What to produce: Which lines hold the word "points"? Copy each of them from the material.

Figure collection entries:
· · ·
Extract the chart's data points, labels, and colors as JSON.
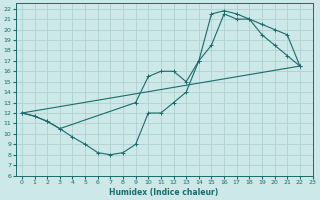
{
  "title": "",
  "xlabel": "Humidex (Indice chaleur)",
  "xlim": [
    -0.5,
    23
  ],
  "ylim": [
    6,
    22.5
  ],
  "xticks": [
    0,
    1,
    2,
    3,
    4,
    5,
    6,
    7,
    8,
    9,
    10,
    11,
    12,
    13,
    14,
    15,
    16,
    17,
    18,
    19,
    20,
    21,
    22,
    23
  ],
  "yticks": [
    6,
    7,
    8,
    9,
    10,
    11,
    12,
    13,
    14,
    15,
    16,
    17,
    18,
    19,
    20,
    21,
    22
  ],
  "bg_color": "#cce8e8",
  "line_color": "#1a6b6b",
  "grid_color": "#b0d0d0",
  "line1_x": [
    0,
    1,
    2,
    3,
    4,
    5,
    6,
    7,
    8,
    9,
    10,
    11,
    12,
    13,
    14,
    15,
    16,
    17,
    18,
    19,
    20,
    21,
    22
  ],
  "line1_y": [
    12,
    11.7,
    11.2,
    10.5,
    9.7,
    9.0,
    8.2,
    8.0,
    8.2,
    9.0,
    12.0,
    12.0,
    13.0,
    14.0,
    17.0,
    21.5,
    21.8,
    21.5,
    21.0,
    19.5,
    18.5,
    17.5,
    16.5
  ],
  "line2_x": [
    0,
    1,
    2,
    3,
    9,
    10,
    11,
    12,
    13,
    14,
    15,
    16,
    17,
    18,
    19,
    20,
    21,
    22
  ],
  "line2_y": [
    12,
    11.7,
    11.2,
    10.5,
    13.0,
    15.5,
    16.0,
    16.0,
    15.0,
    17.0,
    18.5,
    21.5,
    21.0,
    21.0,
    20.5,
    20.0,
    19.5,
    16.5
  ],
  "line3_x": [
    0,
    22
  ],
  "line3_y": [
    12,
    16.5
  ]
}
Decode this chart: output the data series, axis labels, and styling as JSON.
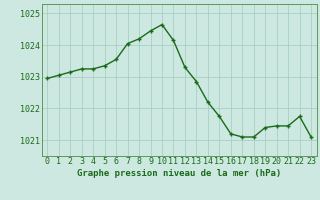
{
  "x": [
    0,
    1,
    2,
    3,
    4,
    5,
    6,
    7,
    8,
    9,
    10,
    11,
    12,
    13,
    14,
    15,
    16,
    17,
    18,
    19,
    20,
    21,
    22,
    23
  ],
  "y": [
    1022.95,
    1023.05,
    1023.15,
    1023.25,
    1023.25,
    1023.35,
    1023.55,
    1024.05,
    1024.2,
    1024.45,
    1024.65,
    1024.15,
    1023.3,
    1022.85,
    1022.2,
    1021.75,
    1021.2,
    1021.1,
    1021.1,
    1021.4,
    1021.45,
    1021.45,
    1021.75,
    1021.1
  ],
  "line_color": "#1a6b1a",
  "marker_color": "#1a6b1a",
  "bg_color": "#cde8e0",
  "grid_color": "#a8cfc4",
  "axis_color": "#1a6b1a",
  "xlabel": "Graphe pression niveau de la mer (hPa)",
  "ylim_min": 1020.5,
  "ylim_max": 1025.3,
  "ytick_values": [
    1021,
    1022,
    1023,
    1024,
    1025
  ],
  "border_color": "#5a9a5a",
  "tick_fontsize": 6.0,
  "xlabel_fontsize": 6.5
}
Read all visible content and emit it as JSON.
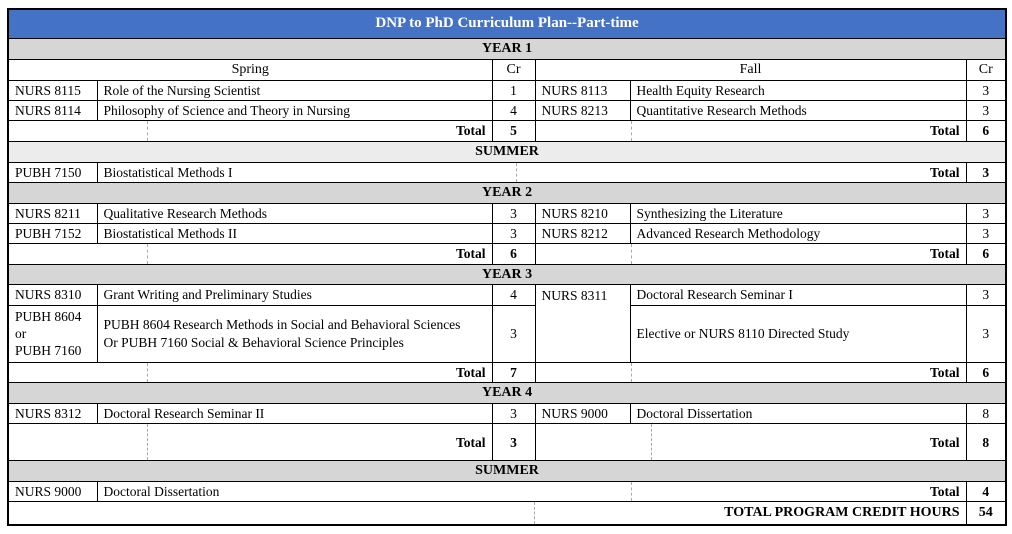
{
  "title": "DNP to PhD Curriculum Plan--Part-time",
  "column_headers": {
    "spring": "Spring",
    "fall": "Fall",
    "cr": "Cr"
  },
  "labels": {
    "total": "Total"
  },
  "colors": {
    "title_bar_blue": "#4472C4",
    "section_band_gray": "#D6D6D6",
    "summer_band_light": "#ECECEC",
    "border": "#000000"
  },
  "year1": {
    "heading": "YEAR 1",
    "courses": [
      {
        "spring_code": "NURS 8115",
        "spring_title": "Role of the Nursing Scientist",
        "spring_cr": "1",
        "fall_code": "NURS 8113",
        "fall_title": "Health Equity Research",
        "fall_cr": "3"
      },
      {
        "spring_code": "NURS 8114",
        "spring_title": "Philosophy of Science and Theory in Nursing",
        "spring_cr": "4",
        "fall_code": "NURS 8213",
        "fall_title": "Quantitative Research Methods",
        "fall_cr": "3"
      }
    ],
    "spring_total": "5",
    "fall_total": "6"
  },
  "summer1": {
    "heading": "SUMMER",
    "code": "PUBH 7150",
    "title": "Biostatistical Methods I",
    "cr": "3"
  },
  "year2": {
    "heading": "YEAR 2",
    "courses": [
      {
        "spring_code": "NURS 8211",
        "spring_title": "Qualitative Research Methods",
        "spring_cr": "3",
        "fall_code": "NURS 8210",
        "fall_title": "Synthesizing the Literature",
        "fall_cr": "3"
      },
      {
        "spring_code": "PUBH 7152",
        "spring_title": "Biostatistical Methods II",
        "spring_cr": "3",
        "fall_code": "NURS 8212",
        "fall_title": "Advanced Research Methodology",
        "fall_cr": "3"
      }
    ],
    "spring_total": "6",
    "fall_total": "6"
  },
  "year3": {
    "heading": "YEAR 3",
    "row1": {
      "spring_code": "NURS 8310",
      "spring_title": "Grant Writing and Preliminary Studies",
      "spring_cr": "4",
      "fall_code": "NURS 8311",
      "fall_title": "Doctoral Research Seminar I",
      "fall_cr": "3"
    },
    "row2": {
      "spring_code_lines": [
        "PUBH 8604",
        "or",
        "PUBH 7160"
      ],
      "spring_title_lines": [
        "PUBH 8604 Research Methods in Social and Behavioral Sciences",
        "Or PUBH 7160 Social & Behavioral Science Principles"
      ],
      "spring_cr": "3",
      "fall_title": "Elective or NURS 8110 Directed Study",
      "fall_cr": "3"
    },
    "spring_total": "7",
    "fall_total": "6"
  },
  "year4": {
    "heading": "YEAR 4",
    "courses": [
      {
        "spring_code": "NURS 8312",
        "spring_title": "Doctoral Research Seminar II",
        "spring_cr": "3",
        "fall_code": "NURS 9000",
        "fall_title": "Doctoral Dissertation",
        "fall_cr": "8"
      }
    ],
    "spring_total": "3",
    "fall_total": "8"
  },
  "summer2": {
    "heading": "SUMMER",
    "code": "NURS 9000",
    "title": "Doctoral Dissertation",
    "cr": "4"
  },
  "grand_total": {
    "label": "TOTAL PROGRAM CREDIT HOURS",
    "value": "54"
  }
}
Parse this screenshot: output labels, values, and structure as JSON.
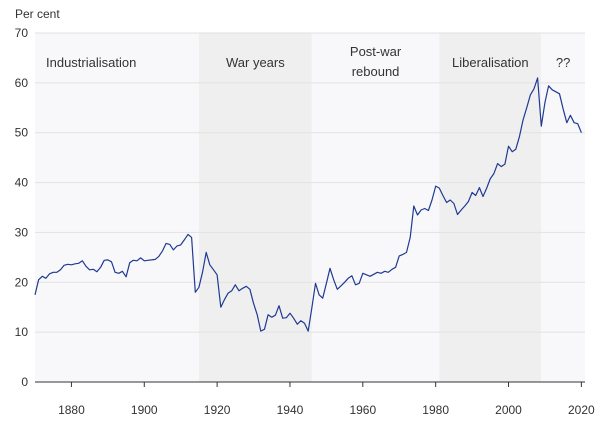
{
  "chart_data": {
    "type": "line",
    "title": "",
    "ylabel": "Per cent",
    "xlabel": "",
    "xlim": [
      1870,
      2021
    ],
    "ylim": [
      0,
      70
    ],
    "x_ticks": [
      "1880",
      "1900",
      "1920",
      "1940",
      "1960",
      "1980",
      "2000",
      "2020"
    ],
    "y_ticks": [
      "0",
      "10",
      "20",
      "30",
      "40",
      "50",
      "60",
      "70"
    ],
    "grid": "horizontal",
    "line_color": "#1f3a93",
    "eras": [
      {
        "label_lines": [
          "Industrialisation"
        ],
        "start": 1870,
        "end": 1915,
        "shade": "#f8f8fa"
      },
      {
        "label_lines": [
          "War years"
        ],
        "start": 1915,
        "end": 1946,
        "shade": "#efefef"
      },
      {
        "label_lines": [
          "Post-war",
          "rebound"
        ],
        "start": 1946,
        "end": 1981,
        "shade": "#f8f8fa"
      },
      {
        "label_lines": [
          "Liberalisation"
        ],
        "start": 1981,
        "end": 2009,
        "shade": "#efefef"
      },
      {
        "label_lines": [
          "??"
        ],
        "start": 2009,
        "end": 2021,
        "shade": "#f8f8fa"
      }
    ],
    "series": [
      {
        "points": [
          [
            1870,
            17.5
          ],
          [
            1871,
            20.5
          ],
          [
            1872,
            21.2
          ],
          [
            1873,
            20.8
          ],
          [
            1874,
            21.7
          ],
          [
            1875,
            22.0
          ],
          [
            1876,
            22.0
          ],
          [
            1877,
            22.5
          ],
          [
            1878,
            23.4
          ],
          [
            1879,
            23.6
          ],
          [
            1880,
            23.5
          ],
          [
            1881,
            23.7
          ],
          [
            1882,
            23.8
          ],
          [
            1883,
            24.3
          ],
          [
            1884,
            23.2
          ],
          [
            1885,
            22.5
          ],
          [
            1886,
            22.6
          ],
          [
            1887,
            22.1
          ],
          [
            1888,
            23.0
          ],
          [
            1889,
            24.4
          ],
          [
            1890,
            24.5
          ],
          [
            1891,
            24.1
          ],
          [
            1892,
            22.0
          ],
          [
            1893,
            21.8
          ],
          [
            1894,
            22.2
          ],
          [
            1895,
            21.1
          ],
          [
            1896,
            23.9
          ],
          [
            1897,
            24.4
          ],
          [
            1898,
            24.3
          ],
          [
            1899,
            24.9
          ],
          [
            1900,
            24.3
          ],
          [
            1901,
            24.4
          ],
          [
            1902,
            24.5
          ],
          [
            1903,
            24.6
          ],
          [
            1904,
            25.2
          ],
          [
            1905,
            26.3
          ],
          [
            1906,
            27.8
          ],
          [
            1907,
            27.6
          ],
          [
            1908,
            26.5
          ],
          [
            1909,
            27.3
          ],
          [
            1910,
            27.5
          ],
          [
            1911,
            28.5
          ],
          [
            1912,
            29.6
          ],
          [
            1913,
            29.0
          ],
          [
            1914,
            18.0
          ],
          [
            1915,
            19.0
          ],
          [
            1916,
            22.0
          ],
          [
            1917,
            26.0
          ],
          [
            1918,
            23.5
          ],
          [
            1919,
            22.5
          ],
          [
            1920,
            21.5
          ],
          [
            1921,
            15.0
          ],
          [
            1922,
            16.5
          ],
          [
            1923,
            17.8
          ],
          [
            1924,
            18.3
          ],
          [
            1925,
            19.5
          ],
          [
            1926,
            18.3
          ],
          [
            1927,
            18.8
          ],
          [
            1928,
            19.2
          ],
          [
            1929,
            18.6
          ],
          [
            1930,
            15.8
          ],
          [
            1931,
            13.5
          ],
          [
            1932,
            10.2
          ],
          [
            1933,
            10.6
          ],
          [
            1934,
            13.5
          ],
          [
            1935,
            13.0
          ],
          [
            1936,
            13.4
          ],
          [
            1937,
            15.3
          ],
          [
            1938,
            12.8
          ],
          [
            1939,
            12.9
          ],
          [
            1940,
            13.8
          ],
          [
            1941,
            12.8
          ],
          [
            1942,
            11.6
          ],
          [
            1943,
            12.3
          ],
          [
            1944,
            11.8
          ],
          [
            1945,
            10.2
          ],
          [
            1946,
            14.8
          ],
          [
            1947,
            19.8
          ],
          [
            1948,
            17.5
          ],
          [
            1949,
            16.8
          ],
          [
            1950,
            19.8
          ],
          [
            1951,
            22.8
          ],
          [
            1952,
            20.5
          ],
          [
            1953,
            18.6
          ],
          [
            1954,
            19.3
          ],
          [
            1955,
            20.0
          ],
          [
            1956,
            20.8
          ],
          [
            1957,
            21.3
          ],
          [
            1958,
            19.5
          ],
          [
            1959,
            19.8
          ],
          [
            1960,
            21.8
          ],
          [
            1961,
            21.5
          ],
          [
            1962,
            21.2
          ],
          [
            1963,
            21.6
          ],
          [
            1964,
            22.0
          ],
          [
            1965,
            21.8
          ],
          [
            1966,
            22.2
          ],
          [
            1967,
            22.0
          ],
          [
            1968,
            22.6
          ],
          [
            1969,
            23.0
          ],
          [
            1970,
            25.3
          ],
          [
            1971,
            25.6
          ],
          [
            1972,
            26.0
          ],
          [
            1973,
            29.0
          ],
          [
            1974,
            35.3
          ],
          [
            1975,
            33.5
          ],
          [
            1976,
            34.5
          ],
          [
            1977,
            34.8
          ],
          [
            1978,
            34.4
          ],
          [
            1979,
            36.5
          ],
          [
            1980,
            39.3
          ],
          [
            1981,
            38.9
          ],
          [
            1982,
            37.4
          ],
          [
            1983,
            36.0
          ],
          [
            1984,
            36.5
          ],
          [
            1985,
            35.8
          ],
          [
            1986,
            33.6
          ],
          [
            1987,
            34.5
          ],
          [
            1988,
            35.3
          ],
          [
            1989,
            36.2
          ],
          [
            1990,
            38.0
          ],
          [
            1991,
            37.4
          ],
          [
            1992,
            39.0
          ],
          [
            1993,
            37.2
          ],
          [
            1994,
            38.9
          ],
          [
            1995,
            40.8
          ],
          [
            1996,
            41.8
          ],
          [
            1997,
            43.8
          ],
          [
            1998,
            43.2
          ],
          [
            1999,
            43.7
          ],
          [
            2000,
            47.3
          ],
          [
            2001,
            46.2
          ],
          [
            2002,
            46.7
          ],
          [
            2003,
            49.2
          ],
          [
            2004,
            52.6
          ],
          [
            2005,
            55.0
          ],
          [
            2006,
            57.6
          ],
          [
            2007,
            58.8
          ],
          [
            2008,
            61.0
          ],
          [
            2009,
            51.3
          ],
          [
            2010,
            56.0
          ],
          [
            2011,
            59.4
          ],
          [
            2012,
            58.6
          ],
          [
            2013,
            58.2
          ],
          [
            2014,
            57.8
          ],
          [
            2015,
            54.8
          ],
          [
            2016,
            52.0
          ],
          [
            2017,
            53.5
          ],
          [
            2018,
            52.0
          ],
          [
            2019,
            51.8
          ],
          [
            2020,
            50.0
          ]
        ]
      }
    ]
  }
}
· · ·
The completed task:
Extract the chart's data points, labels, and colors as JSON.
        "points": [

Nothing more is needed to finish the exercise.